◆ **WHAT YOU SHOULD DO**: Return all of the data exactly, with nothing left out but the pictures.
===
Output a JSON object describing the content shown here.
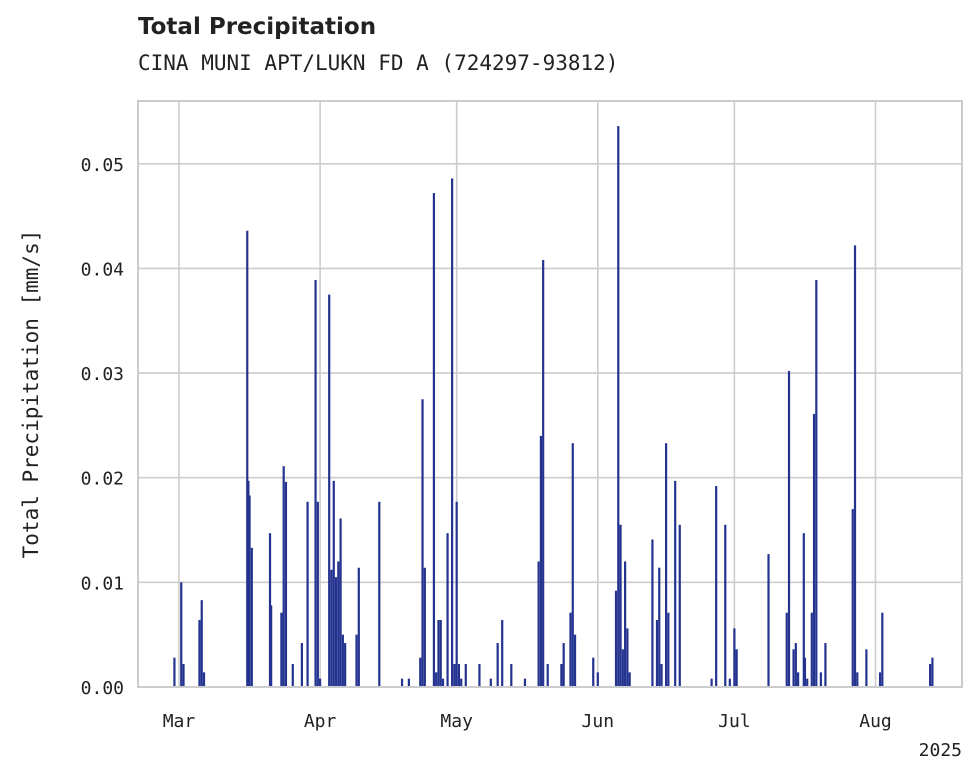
{
  "chart_data": {
    "type": "bar",
    "title": "Total Precipitation",
    "subtitle": "CINA MUNI APT/LUKN FD A (724297-93812)",
    "ylabel": "Total Precipitation [mm/s]",
    "xlabel": "",
    "x_axis": "date",
    "xlim": [
      "2025-02-20",
      "2025-08-20"
    ],
    "ylim": [
      0,
      0.056
    ],
    "yticks": [
      0.0,
      0.01,
      0.02,
      0.03,
      0.04,
      0.05
    ],
    "ytick_labels": [
      "0.00",
      "0.01",
      "0.02",
      "0.03",
      "0.04",
      "0.05"
    ],
    "xticks": [
      "2025-03-01",
      "2025-04-01",
      "2025-05-01",
      "2025-06-01",
      "2025-07-01",
      "2025-08-01"
    ],
    "xtick_labels": [
      "Mar",
      "Apr",
      "May",
      "Jun",
      "Jul",
      "Aug"
    ],
    "x_offset_label": "2025",
    "grid": true,
    "legend": "none",
    "bar_color": "#23338f",
    "series": [
      {
        "x": [
          "2025-02-28",
          "2025-03-01 12:00",
          "2025-03-02",
          "2025-03-05 12:00",
          "2025-03-06",
          "2025-03-06 12:00",
          "2025-03-16",
          "2025-03-16 06:00",
          "2025-03-16 12:00",
          "2025-03-17",
          "2025-03-21",
          "2025-03-21 06:00",
          "2025-03-23 12:00",
          "2025-03-24",
          "2025-03-24 12:00",
          "2025-03-26",
          "2025-03-28",
          "2025-03-29 06:00",
          "2025-03-31",
          "2025-03-31 12:00",
          "2025-04-01",
          "2025-04-03",
          "2025-04-03 12:00",
          "2025-04-04",
          "2025-04-04 12:00",
          "2025-04-05",
          "2025-04-05 12:00",
          "2025-04-06",
          "2025-04-06 12:00",
          "2025-04-09",
          "2025-04-09 12:00",
          "2025-04-14",
          "2025-04-19",
          "2025-04-20 12:00",
          "2025-04-23",
          "2025-04-23 12:00",
          "2025-04-24",
          "2025-04-26",
          "2025-04-26 12:00",
          "2025-04-27",
          "2025-04-27 12:00",
          "2025-04-28",
          "2025-04-29",
          "2025-04-30",
          "2025-04-30 12:00",
          "2025-05-01",
          "2025-05-01 12:00",
          "2025-05-02",
          "2025-05-03",
          "2025-05-06",
          "2025-05-08 12:00",
          "2025-05-10",
          "2025-05-11",
          "2025-05-13",
          "2025-05-16",
          "2025-05-19",
          "2025-05-19 12:00",
          "2025-05-20",
          "2025-05-21",
          "2025-05-24",
          "2025-05-24 12:00",
          "2025-05-26",
          "2025-05-26 12:00",
          "2025-05-27",
          "2025-05-31",
          "2025-06-01",
          "2025-06-05",
          "2025-06-05 12:00",
          "2025-06-06",
          "2025-06-06 12:00",
          "2025-06-07",
          "2025-06-07 12:00",
          "2025-06-08",
          "2025-06-13",
          "2025-06-14",
          "2025-06-14 12:00",
          "2025-06-15",
          "2025-06-16",
          "2025-06-16 12:00",
          "2025-06-18",
          "2025-06-19",
          "2025-06-26",
          "2025-06-27",
          "2025-06-29",
          "2025-06-30",
          "2025-07-01",
          "2025-07-01 12:00",
          "2025-07-08 12:00",
          "2025-07-12 12:00",
          "2025-07-13",
          "2025-07-14",
          "2025-07-14 12:00",
          "2025-07-15",
          "2025-07-16 06:00",
          "2025-07-16 12:00",
          "2025-07-17",
          "2025-07-18",
          "2025-07-18 12:00",
          "2025-07-19",
          "2025-07-20",
          "2025-07-21",
          "2025-07-27",
          "2025-07-27 12:00",
          "2025-07-28",
          "2025-07-30",
          "2025-08-02",
          "2025-08-02 12:00",
          "2025-08-13",
          "2025-08-13 12:00"
        ],
        "values": [
          0.0028,
          0.01,
          0.0022,
          0.0064,
          0.0083,
          0.0014,
          0.0436,
          0.0197,
          0.0183,
          0.0133,
          0.0147,
          0.0078,
          0.0071,
          0.0211,
          0.0196,
          0.0022,
          0.0042,
          0.0177,
          0.0389,
          0.0177,
          0.0008,
          0.0375,
          0.0112,
          0.0197,
          0.0105,
          0.012,
          0.0161,
          0.005,
          0.0042,
          0.005,
          0.0114,
          0.0177,
          0.0008,
          0.0008,
          0.0028,
          0.0275,
          0.0114,
          0.0472,
          0.0014,
          0.0064,
          0.0064,
          0.0008,
          0.0147,
          0.0486,
          0.0022,
          0.0177,
          0.0022,
          0.0008,
          0.0022,
          0.0022,
          0.0008,
          0.0042,
          0.0064,
          0.0022,
          0.0008,
          0.012,
          0.024,
          0.0408,
          0.0022,
          0.0022,
          0.0042,
          0.0071,
          0.0233,
          0.005,
          0.0028,
          0.0014,
          0.0092,
          0.0536,
          0.0155,
          0.0036,
          0.012,
          0.0056,
          0.0014,
          0.0141,
          0.0064,
          0.0114,
          0.0022,
          0.0233,
          0.0071,
          0.0197,
          0.0155,
          0.0008,
          0.0192,
          0.0155,
          0.0008,
          0.0056,
          0.0036,
          0.0127,
          0.0071,
          0.0302,
          0.0036,
          0.0042,
          0.0014,
          0.0147,
          0.0028,
          0.0008,
          0.0071,
          0.0261,
          0.0389,
          0.0014,
          0.0042,
          0.017,
          0.0422,
          0.0014,
          0.0036,
          0.0014,
          0.0071,
          0.0022,
          0.0028
        ]
      }
    ]
  }
}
===
◆ **RESPONSE TO THIS EXERCISE**:
Output a JSON object describing the content shown here.
{
  "chart_data": {
    "type": "bar",
    "title": "Total Precipitation",
    "subtitle": "CINA MUNI APT/LUKN FD A (724297-93812)",
    "ylabel": "Total Precipitation [mm/s]",
    "xlabel": "",
    "x_axis": "date",
    "xlim": [
      "2025-02-20",
      "2025-08-20"
    ],
    "ylim": [
      0,
      0.056
    ],
    "yticks": [
      0.0,
      0.01,
      0.02,
      0.03,
      0.04,
      0.05
    ],
    "ytick_labels": [
      "0.00",
      "0.01",
      "0.02",
      "0.03",
      "0.04",
      "0.05"
    ],
    "xticks": [
      "2025-03-01",
      "2025-04-01",
      "2025-05-01",
      "2025-06-01",
      "2025-07-01",
      "2025-08-01"
    ],
    "xtick_labels": [
      "Mar",
      "Apr",
      "May",
      "Jun",
      "Jul",
      "Aug"
    ],
    "x_offset_label": "2025",
    "grid": true,
    "legend": "none",
    "bar_color": "#23338f",
    "series": [
      {
        "x": [
          "2025-02-28",
          "2025-03-01 12:00",
          "2025-03-02",
          "2025-03-05 12:00",
          "2025-03-06",
          "2025-03-06 12:00",
          "2025-03-16",
          "2025-03-16 06:00",
          "2025-03-16 12:00",
          "2025-03-17",
          "2025-03-21",
          "2025-03-21 06:00",
          "2025-03-23 12:00",
          "2025-03-24",
          "2025-03-24 12:00",
          "2025-03-26",
          "2025-03-28",
          "2025-03-29 06:00",
          "2025-03-31",
          "2025-03-31 12:00",
          "2025-04-01",
          "2025-04-03",
          "2025-04-03 12:00",
          "2025-04-04",
          "2025-04-04 12:00",
          "2025-04-05",
          "2025-04-05 12:00",
          "2025-04-06",
          "2025-04-06 12:00",
          "2025-04-09",
          "2025-04-09 12:00",
          "2025-04-14",
          "2025-04-19",
          "2025-04-20 12:00",
          "2025-04-23",
          "2025-04-23 12:00",
          "2025-04-24",
          "2025-04-26",
          "2025-04-26 12:00",
          "2025-04-27",
          "2025-04-27 12:00",
          "2025-04-28",
          "2025-04-29",
          "2025-04-30",
          "2025-04-30 12:00",
          "2025-05-01",
          "2025-05-01 12:00",
          "2025-05-02",
          "2025-05-03",
          "2025-05-06",
          "2025-05-08 12:00",
          "2025-05-10",
          "2025-05-11",
          "2025-05-13",
          "2025-05-16",
          "2025-05-19",
          "2025-05-19 12:00",
          "2025-05-20",
          "2025-05-21",
          "2025-05-24",
          "2025-05-24 12:00",
          "2025-05-26",
          "2025-05-26 12:00",
          "2025-05-27",
          "2025-05-31",
          "2025-06-01",
          "2025-06-05",
          "2025-06-05 12:00",
          "2025-06-06",
          "2025-06-06 12:00",
          "2025-06-07",
          "2025-06-07 12:00",
          "2025-06-08",
          "2025-06-13",
          "2025-06-14",
          "2025-06-14 12:00",
          "2025-06-15",
          "2025-06-16",
          "2025-06-16 12:00",
          "2025-06-18",
          "2025-06-19",
          "2025-06-26",
          "2025-06-27",
          "2025-06-29",
          "2025-06-30",
          "2025-07-01",
          "2025-07-01 12:00",
          "2025-07-08 12:00",
          "2025-07-12 12:00",
          "2025-07-13",
          "2025-07-14",
          "2025-07-14 12:00",
          "2025-07-15",
          "2025-07-16 06:00",
          "2025-07-16 12:00",
          "2025-07-17",
          "2025-07-18",
          "2025-07-18 12:00",
          "2025-07-19",
          "2025-07-20",
          "2025-07-21",
          "2025-07-27",
          "2025-07-27 12:00",
          "2025-07-28",
          "2025-07-30",
          "2025-08-02",
          "2025-08-02 12:00",
          "2025-08-13",
          "2025-08-13 12:00"
        ],
        "values": [
          0.0028,
          0.01,
          0.0022,
          0.0064,
          0.0083,
          0.0014,
          0.0436,
          0.0197,
          0.0183,
          0.0133,
          0.0147,
          0.0078,
          0.0071,
          0.0211,
          0.0196,
          0.0022,
          0.0042,
          0.0177,
          0.0389,
          0.0177,
          0.0008,
          0.0375,
          0.0112,
          0.0197,
          0.0105,
          0.012,
          0.0161,
          0.005,
          0.0042,
          0.005,
          0.0114,
          0.0177,
          0.0008,
          0.0008,
          0.0028,
          0.0275,
          0.0114,
          0.0472,
          0.0014,
          0.0064,
          0.0064,
          0.0008,
          0.0147,
          0.0486,
          0.0022,
          0.0177,
          0.0022,
          0.0008,
          0.0022,
          0.0022,
          0.0008,
          0.0042,
          0.0064,
          0.0022,
          0.0008,
          0.012,
          0.024,
          0.0408,
          0.0022,
          0.0022,
          0.0042,
          0.0071,
          0.0233,
          0.005,
          0.0028,
          0.0014,
          0.0092,
          0.0536,
          0.0155,
          0.0036,
          0.012,
          0.0056,
          0.0014,
          0.0141,
          0.0064,
          0.0114,
          0.0022,
          0.0233,
          0.0071,
          0.0197,
          0.0155,
          0.0008,
          0.0192,
          0.0155,
          0.0008,
          0.0056,
          0.0036,
          0.0127,
          0.0071,
          0.0302,
          0.0036,
          0.0042,
          0.0014,
          0.0147,
          0.0028,
          0.0008,
          0.0071,
          0.0261,
          0.0389,
          0.0014,
          0.0042,
          0.017,
          0.0422,
          0.0014,
          0.0036,
          0.0014,
          0.0071,
          0.0022,
          0.0028
        ]
      }
    ]
  }
}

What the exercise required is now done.